▶ **DO THIS**
Everything in the listing should be restated word for word.

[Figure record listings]
----
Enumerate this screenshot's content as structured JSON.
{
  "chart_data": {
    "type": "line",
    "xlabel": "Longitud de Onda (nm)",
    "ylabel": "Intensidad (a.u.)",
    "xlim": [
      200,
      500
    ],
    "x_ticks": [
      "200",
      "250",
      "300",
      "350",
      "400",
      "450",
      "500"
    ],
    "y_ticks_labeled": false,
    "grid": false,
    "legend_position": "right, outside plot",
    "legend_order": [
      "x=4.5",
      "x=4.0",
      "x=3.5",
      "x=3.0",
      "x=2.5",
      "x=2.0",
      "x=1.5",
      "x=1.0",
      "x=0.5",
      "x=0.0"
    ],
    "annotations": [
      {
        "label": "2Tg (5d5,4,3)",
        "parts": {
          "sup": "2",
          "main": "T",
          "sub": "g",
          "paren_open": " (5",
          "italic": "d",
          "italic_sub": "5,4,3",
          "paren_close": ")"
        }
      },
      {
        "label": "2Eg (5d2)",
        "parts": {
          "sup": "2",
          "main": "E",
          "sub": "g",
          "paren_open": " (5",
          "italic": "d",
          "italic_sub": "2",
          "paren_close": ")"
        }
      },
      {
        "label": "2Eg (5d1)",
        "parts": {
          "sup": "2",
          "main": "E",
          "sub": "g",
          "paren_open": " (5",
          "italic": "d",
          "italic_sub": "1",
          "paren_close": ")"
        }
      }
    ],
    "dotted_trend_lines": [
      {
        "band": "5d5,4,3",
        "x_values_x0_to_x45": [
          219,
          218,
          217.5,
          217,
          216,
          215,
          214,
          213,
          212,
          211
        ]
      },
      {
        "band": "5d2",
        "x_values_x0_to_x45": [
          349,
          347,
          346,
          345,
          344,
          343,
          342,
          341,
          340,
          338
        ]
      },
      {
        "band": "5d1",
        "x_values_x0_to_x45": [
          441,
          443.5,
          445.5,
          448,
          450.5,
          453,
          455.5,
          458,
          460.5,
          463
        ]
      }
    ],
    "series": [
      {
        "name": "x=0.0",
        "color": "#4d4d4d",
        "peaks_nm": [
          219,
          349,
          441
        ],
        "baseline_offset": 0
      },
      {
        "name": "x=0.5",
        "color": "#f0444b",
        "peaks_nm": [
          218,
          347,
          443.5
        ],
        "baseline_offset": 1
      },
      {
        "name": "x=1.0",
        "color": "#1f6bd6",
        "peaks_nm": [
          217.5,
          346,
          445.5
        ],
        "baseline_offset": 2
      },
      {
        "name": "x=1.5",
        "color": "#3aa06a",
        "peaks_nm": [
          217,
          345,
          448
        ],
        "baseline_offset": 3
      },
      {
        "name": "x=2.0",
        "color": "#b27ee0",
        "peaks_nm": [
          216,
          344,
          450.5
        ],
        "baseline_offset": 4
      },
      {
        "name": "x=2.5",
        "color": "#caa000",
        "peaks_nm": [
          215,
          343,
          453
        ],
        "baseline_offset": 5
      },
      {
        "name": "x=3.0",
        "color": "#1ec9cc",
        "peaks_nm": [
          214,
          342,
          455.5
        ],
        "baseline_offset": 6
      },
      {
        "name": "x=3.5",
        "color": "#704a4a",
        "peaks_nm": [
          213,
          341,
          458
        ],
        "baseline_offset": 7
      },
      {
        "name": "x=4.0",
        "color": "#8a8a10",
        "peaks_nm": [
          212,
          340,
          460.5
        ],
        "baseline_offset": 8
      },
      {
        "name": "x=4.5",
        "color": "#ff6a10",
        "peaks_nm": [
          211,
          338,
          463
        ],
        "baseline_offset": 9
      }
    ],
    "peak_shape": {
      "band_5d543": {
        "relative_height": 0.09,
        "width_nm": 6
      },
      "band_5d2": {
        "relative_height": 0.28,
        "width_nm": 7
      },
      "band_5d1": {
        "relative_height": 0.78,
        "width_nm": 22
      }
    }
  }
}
----
▶ **EXERCISE RESPONSE**
Enumerate this screenshot's content as structured JSON.
{
  "chart_data": {
    "type": "line",
    "xlabel": "Longitud de Onda (nm)",
    "ylabel": "Intensidad (a.u.)",
    "xlim": [
      200,
      500
    ],
    "x_ticks": [
      "200",
      "250",
      "300",
      "350",
      "400",
      "450",
      "500"
    ],
    "y_ticks_labeled": false,
    "grid": false,
    "legend_position": "right, outside plot",
    "legend_order": [
      "x=4.5",
      "x=4.0",
      "x=3.5",
      "x=3.0",
      "x=2.5",
      "x=2.0",
      "x=1.5",
      "x=1.0",
      "x=0.5",
      "x=0.0"
    ],
    "annotations": [
      {
        "label": "2Tg (5d5,4,3)",
        "parts": {
          "sup": "2",
          "main": "T",
          "sub": "g",
          "paren_open": " (5",
          "italic": "d",
          "italic_sub": "5,4,3",
          "paren_close": ")"
        }
      },
      {
        "label": "2Eg (5d2)",
        "parts": {
          "sup": "2",
          "main": "E",
          "sub": "g",
          "paren_open": " (5",
          "italic": "d",
          "italic_sub": "2",
          "paren_close": ")"
        }
      },
      {
        "label": "2Eg (5d1)",
        "parts": {
          "sup": "2",
          "main": "E",
          "sub": "g",
          "paren_open": " (5",
          "italic": "d",
          "italic_sub": "1",
          "paren_close": ")"
        }
      }
    ],
    "dotted_trend_lines": [
      {
        "band": "5d5,4,3",
        "x_values_x0_to_x45": [
          219,
          218,
          217.5,
          217,
          216,
          215,
          214,
          213,
          212,
          211
        ]
      },
      {
        "band": "5d2",
        "x_values_x0_to_x45": [
          349,
          347,
          346,
          345,
          344,
          343,
          342,
          341,
          340,
          338
        ]
      },
      {
        "band": "5d1",
        "x_values_x0_to_x45": [
          441,
          443.5,
          445.5,
          448,
          450.5,
          453,
          455.5,
          458,
          460.5,
          463
        ]
      }
    ],
    "series": [
      {
        "name": "x=0.0",
        "color": "#4d4d4d",
        "peaks_nm": [
          219,
          349,
          441
        ],
        "baseline_offset": 0
      },
      {
        "name": "x=0.5",
        "color": "#f0444b",
        "peaks_nm": [
          218,
          347,
          443.5
        ],
        "baseline_offset": 1
      },
      {
        "name": "x=1.0",
        "color": "#1f6bd6",
        "peaks_nm": [
          217.5,
          346,
          445.5
        ],
        "baseline_offset": 2
      },
      {
        "name": "x=1.5",
        "color": "#3aa06a",
        "peaks_nm": [
          217,
          345,
          448
        ],
        "baseline_offset": 3
      },
      {
        "name": "x=2.0",
        "color": "#b27ee0",
        "peaks_nm": [
          216,
          344,
          450.5
        ],
        "baseline_offset": 4
      },
      {
        "name": "x=2.5",
        "color": "#caa000",
        "peaks_nm": [
          215,
          343,
          453
        ],
        "baseline_offset": 5
      },
      {
        "name": "x=3.0",
        "color": "#1ec9cc",
        "peaks_nm": [
          214,
          342,
          455.5
        ],
        "baseline_offset": 6
      },
      {
        "name": "x=3.5",
        "color": "#704a4a",
        "peaks_nm": [
          213,
          341,
          458
        ],
        "baseline_offset": 7
      },
      {
        "name": "x=4.0",
        "color": "#8a8a10",
        "peaks_nm": [
          212,
          340,
          460.5
        ],
        "baseline_offset": 8
      },
      {
        "name": "x=4.5",
        "color": "#ff6a10",
        "peaks_nm": [
          211,
          338,
          463
        ],
        "baseline_offset": 9
      }
    ],
    "peak_shape": {
      "band_5d543": {
        "relative_height": 0.09,
        "width_nm": 6
      },
      "band_5d2": {
        "relative_height": 0.28,
        "width_nm": 7
      },
      "band_5d1": {
        "relative_height": 0.78,
        "width_nm": 22
      }
    }
  }
}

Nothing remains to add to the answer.